**Written exercise:**
Extract, from the records beneath this instruction, each line that contains the word "including".

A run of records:

___

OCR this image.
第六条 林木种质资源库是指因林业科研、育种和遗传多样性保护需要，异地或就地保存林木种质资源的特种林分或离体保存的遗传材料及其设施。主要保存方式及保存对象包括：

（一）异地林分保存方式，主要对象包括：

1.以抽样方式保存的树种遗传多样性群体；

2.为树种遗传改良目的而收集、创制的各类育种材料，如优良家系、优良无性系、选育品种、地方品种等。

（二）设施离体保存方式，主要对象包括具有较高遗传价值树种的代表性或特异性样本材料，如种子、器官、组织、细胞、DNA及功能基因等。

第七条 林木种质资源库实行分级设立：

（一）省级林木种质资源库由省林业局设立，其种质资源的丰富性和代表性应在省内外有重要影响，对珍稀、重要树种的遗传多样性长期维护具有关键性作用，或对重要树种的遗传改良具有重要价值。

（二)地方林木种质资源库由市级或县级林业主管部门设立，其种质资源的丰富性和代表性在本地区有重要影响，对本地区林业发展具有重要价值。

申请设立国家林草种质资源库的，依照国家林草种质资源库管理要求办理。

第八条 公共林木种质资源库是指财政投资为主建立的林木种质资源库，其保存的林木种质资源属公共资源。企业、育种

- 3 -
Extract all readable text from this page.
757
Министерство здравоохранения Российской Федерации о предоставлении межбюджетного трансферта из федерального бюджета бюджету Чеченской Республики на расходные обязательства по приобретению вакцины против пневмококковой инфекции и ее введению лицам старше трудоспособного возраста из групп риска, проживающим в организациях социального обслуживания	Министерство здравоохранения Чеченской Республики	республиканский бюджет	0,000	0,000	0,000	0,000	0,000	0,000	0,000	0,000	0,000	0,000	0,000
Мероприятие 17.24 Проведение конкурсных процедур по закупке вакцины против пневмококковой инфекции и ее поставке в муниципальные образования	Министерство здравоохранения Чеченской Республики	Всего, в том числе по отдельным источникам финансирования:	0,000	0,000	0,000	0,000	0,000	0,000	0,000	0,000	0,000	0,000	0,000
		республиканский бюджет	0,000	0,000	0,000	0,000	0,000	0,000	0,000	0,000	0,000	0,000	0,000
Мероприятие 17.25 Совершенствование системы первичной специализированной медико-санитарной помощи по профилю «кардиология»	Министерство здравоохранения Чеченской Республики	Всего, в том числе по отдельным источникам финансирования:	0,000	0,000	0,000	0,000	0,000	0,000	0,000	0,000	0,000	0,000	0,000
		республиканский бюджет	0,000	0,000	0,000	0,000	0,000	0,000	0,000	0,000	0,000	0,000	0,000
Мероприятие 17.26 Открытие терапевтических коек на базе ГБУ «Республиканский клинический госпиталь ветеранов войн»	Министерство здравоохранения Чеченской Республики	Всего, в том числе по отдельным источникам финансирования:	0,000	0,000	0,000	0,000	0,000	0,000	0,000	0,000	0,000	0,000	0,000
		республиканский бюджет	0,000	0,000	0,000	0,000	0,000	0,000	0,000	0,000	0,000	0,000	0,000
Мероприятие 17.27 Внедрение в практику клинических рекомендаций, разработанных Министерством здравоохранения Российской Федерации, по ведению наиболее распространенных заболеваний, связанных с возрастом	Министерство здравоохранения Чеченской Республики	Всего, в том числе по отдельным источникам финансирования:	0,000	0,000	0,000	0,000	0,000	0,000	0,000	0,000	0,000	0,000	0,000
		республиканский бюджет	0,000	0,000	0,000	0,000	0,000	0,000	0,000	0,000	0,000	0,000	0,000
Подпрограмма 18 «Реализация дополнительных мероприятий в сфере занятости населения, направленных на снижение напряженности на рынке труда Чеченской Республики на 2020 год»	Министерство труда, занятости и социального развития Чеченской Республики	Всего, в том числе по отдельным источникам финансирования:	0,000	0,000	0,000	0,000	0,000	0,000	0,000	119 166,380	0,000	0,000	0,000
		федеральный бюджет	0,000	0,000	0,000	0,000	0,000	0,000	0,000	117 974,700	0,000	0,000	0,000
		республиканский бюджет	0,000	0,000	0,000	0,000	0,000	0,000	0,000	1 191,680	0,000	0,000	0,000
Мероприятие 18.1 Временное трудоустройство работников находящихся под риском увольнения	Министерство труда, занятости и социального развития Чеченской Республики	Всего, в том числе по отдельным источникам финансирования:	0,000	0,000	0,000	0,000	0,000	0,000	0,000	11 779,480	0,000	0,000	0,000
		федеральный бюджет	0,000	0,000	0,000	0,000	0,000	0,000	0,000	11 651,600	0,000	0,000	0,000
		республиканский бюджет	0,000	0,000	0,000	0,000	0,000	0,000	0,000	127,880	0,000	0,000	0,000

___

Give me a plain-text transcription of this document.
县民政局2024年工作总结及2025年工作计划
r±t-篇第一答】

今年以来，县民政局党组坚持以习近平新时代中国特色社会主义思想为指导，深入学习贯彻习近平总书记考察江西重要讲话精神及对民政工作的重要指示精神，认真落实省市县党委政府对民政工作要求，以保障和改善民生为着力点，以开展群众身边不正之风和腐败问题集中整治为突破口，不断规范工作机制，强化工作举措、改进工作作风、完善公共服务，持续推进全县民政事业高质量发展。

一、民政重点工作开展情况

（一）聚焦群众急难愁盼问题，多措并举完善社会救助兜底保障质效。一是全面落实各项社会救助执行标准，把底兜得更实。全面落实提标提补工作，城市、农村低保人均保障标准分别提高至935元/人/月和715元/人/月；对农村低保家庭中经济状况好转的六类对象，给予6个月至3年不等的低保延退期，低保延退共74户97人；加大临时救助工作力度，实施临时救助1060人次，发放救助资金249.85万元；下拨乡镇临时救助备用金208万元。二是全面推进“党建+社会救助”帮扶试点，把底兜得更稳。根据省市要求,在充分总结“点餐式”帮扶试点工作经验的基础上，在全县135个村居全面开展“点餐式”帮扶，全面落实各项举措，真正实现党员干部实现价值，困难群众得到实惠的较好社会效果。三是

___

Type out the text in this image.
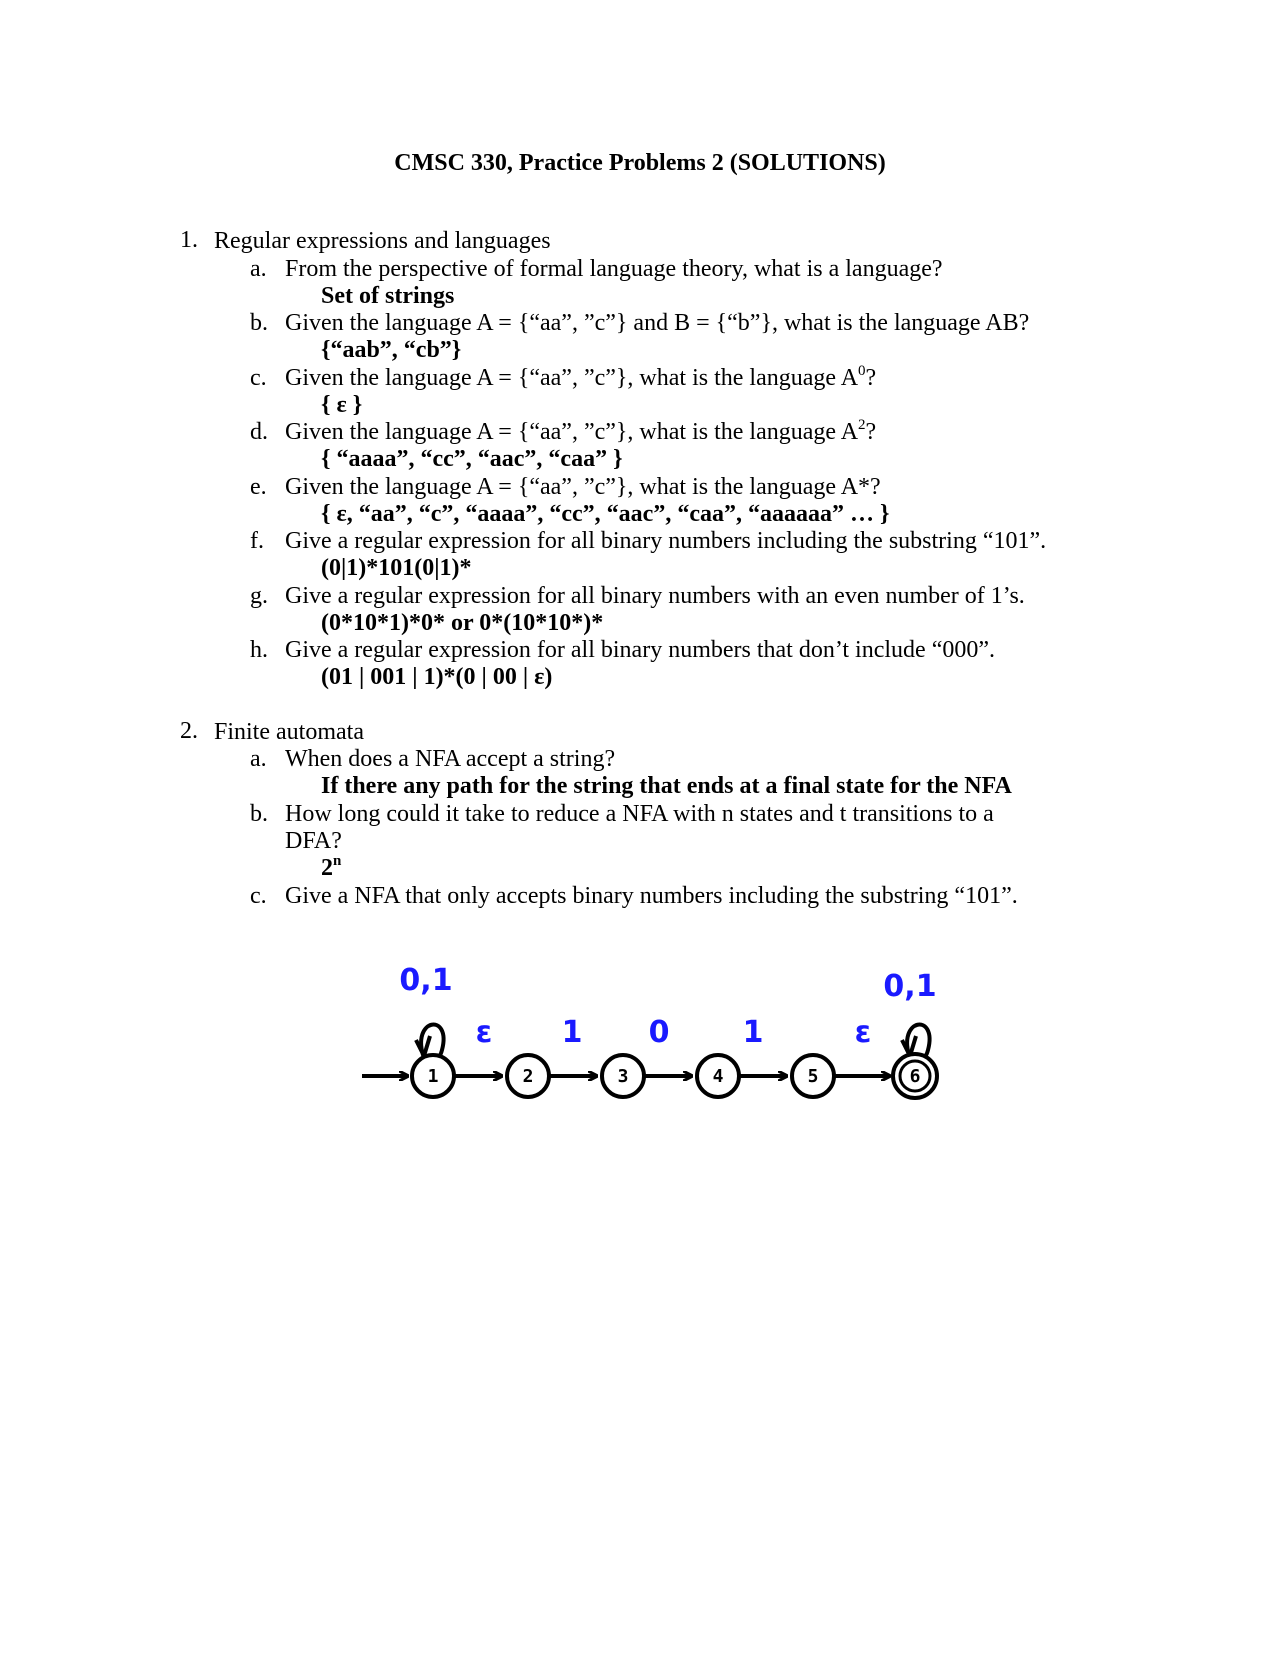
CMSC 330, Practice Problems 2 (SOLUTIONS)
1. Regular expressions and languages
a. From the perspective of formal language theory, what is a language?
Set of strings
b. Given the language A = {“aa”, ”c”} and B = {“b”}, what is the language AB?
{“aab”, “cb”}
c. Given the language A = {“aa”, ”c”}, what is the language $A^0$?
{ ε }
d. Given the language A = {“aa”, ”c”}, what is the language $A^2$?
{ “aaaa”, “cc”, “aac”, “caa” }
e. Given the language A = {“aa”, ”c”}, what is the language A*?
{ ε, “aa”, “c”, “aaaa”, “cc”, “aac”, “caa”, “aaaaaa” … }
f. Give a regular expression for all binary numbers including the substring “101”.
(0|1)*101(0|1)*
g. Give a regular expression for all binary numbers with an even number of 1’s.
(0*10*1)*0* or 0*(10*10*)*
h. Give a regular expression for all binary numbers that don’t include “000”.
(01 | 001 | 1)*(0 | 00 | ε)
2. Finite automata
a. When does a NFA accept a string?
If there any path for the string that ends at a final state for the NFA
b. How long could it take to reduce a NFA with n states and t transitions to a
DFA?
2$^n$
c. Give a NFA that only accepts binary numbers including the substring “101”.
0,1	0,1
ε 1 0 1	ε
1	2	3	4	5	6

___

**Output below:**
f. Give a regular expression for all binary numbers including the substring “101”.
c. Give a NFA that only accepts binary numbers including the substring “101”.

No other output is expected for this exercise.